Concernant les affaires dont la CPI est saisie, la Procureure a souligné que le refus du Gouvernement libyen de remettre à la Cour Saïf Al-Islam Qadhafi était une source permanente d’inquiétude pour son Bureau. Dans son rapport, il est spécifié que, le 21 mai 2014, la Chambre d’appel avait confirmé la décision du 31 mai 2013 par laquelle la Chambre préliminaire I avait rejeté le recours de la Libye concernant la recevabilité de l’affaire. « Le 11 juillet 2014, la Chambre préliminaire a rendu une décision rappelant à la Libye qu’elle était tenue de remettre immédiatement Saïf Al-Islam Qadhafi », le fils de l’ancien dictateur libyen, précise encore le document.
Invité à faire entendre la voix de son pays, le représentant libyen, M. Ibrahim Dabbashi, a assuré le Conseil et la Cour de la détermination des autorités nationales de « réaliser la justice et de lutter contre l’impunité » en Libye.
Répondant à Mme Bensouda, il a reconnu l’importance d’une étroite coopération entre la justice libyenne et la CPI, en notant néanmoins qu’elle était conditionnée par le rétablissement de la sécurité sur l’ensemble du territoire. « Cette condition n’est pas remplie », a-t-il déclaré avant de fustiger les assauts des groupes armés et ceux qui les soutiennent. Il s’agit, a-t-il dénoncé, d’une « bande de criminels » qui transforme la jeunesse en « chair à canon », avec pour seul objectif de faire échouer la transition en faveur de laquelle la Libye reste engagée. C’est pourquoi il a demandé à la communauté internationale les moyens dont la Libye a besoin pour franchir cette étape vers la stabilité.

• _DONNÉES SOURCES_:
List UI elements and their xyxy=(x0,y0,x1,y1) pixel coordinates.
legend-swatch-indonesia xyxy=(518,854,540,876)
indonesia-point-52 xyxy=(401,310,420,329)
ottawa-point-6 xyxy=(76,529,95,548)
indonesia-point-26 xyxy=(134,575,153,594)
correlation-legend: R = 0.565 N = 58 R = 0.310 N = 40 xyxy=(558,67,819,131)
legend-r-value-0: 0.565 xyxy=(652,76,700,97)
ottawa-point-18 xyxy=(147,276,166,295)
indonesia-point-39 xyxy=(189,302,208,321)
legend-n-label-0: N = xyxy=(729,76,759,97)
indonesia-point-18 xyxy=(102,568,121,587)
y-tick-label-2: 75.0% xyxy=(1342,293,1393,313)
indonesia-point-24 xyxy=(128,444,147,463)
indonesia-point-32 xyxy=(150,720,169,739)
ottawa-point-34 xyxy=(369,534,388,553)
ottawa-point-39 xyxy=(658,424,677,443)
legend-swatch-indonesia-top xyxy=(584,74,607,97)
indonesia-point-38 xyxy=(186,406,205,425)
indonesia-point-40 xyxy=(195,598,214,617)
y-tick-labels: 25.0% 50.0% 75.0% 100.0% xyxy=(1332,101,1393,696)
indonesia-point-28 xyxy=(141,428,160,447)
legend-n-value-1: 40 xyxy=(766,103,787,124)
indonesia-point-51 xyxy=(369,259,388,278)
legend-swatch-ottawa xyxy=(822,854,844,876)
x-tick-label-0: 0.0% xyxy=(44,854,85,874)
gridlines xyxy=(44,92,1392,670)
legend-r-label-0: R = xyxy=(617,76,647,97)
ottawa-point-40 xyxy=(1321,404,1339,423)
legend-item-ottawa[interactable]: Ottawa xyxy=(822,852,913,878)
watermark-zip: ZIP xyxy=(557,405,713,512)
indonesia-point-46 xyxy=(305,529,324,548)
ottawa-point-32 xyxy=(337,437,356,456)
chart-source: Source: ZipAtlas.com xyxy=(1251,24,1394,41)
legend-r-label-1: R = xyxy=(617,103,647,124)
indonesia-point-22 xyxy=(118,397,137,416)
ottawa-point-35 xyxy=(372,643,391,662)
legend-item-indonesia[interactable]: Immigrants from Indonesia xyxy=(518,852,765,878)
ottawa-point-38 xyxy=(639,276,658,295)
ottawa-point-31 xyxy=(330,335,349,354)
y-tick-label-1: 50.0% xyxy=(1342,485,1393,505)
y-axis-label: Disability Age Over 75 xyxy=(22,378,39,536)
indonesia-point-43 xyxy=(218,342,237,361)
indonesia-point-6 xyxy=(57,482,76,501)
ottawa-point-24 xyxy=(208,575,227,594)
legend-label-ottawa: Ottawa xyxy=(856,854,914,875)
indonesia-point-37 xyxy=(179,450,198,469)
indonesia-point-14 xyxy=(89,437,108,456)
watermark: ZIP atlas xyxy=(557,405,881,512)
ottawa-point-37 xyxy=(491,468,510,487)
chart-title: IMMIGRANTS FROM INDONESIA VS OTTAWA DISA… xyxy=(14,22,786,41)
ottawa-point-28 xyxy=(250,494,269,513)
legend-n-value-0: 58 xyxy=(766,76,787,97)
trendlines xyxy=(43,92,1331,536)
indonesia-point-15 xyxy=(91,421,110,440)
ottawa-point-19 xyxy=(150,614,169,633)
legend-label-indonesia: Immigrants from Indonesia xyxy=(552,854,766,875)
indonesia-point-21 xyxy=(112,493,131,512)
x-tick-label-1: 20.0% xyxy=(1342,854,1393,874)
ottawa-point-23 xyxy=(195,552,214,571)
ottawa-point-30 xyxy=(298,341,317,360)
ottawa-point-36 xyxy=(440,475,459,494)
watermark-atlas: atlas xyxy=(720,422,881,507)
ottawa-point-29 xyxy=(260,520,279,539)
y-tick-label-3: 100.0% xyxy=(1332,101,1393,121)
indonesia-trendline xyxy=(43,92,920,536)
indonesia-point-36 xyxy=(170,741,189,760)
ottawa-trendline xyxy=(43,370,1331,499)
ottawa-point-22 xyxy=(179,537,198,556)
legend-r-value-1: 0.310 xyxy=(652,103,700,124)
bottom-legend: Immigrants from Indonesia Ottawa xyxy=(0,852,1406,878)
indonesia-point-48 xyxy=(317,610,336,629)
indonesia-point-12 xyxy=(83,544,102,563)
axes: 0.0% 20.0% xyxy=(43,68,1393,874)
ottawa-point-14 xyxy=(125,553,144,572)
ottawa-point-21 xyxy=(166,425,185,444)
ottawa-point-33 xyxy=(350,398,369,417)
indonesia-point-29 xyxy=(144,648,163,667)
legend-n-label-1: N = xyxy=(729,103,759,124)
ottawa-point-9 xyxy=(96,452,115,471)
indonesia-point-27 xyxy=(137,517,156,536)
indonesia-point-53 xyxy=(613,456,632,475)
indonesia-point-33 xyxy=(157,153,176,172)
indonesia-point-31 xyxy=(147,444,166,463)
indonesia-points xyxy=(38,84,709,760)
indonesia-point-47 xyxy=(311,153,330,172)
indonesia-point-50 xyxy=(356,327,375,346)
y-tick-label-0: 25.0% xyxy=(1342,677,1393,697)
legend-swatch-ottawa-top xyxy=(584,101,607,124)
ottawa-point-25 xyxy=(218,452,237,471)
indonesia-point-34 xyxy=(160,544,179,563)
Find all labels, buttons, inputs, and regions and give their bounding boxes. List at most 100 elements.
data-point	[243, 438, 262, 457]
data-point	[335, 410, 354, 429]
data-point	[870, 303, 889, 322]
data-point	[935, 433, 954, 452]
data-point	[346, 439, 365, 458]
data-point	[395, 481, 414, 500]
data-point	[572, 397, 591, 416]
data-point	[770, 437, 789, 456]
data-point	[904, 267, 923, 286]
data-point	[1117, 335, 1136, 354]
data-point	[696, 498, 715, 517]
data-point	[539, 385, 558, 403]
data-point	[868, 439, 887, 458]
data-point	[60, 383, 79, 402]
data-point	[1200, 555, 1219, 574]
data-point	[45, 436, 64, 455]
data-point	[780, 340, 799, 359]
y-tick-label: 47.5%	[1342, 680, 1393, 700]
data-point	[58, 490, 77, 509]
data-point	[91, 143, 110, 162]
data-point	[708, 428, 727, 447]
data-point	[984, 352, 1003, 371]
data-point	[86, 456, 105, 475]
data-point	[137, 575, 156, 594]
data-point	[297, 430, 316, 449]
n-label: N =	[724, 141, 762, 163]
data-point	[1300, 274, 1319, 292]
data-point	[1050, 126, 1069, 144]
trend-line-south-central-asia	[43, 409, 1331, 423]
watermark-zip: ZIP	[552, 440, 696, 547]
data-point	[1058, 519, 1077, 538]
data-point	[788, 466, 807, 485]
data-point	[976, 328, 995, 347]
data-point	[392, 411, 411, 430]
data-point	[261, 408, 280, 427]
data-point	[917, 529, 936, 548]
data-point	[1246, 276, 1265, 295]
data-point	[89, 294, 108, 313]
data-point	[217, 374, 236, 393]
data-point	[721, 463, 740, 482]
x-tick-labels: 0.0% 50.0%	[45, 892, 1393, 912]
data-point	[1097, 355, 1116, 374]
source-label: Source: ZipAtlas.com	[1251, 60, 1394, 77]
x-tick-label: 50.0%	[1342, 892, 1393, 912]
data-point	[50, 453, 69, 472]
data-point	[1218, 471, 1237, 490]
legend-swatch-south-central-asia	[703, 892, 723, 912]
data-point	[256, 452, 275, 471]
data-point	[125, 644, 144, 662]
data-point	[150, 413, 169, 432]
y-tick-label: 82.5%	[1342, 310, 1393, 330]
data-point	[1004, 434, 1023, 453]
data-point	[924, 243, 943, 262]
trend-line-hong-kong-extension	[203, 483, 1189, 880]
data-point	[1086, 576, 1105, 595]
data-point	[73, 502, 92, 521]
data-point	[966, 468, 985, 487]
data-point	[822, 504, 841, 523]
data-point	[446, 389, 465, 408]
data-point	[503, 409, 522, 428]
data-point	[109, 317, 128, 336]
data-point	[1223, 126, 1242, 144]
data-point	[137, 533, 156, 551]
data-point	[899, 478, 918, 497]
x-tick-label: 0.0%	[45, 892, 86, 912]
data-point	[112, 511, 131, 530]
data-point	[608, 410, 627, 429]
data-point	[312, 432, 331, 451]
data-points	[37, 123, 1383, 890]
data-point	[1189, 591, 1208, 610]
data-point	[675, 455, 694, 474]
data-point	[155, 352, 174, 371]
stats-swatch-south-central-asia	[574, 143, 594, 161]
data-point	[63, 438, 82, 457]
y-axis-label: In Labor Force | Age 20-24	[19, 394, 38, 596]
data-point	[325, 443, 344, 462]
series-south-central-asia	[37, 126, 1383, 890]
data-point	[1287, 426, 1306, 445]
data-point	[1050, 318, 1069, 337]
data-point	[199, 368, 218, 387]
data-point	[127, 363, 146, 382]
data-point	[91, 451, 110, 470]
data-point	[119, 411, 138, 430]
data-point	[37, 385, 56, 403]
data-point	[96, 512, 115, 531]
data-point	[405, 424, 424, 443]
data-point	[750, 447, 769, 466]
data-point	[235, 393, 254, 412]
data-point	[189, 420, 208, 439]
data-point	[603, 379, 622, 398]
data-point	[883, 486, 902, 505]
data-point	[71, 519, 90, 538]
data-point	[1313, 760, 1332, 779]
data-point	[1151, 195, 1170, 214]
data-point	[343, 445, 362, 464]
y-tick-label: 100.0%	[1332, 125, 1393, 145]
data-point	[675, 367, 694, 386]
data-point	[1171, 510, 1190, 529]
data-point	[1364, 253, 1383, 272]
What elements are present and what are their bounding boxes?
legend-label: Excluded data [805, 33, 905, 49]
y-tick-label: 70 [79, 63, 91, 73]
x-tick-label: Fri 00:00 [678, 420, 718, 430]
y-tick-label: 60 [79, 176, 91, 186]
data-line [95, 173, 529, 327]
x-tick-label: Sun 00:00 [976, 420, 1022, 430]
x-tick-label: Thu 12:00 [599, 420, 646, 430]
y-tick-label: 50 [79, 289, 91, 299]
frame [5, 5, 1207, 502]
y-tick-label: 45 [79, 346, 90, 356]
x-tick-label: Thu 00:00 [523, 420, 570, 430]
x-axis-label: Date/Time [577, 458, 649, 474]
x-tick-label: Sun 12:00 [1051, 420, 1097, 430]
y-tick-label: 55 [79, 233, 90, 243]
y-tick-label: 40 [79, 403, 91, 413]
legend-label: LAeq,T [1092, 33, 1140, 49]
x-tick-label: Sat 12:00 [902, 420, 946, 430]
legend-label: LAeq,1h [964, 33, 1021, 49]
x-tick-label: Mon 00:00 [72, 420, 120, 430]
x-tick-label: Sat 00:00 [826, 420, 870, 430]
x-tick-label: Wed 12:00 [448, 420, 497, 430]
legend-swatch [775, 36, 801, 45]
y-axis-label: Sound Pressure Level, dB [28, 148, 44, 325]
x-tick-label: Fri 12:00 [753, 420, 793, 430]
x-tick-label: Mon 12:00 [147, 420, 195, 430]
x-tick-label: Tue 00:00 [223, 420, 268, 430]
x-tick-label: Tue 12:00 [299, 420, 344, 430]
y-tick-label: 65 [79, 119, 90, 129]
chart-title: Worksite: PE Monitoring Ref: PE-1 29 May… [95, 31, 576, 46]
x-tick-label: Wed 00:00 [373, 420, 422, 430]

• _LISTE DES TÂCHES_:
1) Relevez toutes les dates complètes (jour, mois et année) mentionnées dans l'extrait choisi.
2) Recopiez sans aucune modification les lignes du listing, de sa toute première ligne jusqu'à celle qui contient "ottawa-point-18 xyxy=(147,276,166,295)", celle-ci comprise.

• _SOLUTIONS PAR TÂCHE_:
1)
- 21 mai 2014
- 31 mai 2013
- 11 juillet 2014

2)
List UI elements and their xyxy=(x0,y0,x1,y1) pixel coordinates.
legend-swatch-indonesia xyxy=(518,854,540,876)
indonesia-point-52 xyxy=(401,310,420,329)
ottawa-point-6 xyxy=(76,529,95,548)
indonesia-point-26 xyxy=(134,575,153,594)
correlation-legend: R = 0.565 N = 58 R = 0.310 N = 40 xyxy=(558,67,819,131)
legend-r-value-0: 0.565 xyxy=(652,76,700,97)
ottawa-point-18 xyxy=(147,276,166,295)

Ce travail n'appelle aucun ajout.